Description of the task:
Give again, word for word, only the lines from the one containing "Convert this screenshot" through the final line.

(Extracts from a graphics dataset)
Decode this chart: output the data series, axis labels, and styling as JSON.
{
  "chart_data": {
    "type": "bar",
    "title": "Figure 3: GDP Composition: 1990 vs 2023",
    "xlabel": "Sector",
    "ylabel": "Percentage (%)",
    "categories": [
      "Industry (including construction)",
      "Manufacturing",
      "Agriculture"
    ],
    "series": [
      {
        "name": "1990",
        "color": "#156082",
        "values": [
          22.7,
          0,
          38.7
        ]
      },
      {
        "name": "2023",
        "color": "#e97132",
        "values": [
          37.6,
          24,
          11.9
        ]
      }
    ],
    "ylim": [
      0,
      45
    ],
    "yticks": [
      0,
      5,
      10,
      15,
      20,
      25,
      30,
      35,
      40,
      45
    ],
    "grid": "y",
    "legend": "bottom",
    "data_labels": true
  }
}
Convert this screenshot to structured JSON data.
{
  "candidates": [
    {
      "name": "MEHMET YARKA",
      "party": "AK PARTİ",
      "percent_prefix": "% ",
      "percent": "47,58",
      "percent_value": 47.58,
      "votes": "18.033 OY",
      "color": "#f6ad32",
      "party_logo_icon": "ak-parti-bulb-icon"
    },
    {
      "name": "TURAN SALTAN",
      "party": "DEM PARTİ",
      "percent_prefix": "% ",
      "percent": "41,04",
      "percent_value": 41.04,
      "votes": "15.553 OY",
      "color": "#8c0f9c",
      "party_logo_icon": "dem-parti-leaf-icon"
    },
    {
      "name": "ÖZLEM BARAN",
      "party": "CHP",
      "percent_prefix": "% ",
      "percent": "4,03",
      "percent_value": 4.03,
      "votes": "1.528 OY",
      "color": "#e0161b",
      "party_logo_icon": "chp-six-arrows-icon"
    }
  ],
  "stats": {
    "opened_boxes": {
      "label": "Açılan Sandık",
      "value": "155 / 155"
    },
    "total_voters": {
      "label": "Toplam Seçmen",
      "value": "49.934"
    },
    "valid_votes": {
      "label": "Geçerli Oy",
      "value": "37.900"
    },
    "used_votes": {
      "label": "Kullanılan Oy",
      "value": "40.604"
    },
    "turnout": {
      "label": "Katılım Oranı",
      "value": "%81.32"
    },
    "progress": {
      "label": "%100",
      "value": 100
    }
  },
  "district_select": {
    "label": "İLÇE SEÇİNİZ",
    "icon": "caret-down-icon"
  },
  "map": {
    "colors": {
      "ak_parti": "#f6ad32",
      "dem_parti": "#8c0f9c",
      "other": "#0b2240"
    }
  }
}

Expected answer:
Convert this screenshot to structured JSON data.
{
  "candidates": [
    {
      "name": "MEHMET YARKA",
      "party": "AK PARTİ",
      "percent_prefix": "% ",
      "percent": "47,58",
      "percent_value": 47.58,
      "votes": "18.033 OY",
      "color": "#f6ad32",
      "party_logo_icon": "ak-parti-bulb-icon"
    },
    {
      "name": "TURAN SALTAN",
      "party": "DEM PARTİ",
      "percent_prefix": "% ",
      "percent": "41,04",
      "percent_value": 41.04,
      "votes": "15.553 OY",
      "color": "#8c0f9c",
      "party_logo_icon": "dem-parti-leaf-icon"
    },
    {
      "name": "ÖZLEM BARAN",
      "party": "CHP",
      "percent_prefix": "% ",
      "percent": "4,03",
      "percent_value": 4.03,
      "votes": "1.528 OY",
      "color": "#e0161b",
      "party_logo_icon": "chp-six-arrows-icon"
    }
  ],
  "stats": {
    "opened_boxes": {
      "label": "Açılan Sandık",
      "value": "155 / 155"
    },
    "total_voters": {
      "label": "Toplam Seçmen",
      "value": "49.934"
    },
    "valid_votes": {
      "label": "Geçerli Oy",
      "value": "37.900"
    },
    "used_votes": {
      "label": "Kullanılan Oy",
      "value": "40.604"
    },
    "turnout": {
      "label": "Katılım Oranı",
      "value": "%81.32"
    },
    "progress": {
      "label": "%100",
      "value": 100
    }
  },
  "district_select": {
    "label": "İLÇE SEÇİNİZ",
    "icon": "caret-down-icon"
  },
  "map": {
    "colors": {
      "ak_parti": "#f6ad32",
      "dem_parti": "#8c0f9c",
      "other": "#0b2240"
    }
  }
}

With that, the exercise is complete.